** Short exercise **
Extract each line of the material that follows exactly and omit its pictures.

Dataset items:
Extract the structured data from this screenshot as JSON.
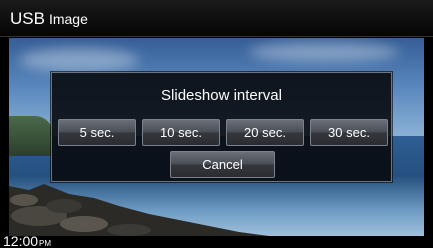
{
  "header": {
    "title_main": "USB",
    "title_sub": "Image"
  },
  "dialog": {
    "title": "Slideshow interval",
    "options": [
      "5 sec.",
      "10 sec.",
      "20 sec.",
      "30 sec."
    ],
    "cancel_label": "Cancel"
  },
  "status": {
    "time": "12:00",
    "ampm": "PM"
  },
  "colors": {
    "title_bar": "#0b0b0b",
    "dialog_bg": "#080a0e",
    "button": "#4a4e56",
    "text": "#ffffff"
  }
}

** Exercise answer **
Extract the structured data from this screenshot as JSON.
{
  "header": {
    "title_main": "USB",
    "title_sub": "Image"
  },
  "dialog": {
    "title": "Slideshow interval",
    "options": [
      "5 sec.",
      "10 sec.",
      "20 sec.",
      "30 sec."
    ],
    "cancel_label": "Cancel"
  },
  "status": {
    "time": "12:00",
    "ampm": "PM"
  },
  "colors": {
    "title_bar": "#0b0b0b",
    "dialog_bg": "#080a0e",
    "button": "#4a4e56",
    "text": "#ffffff"
  }
}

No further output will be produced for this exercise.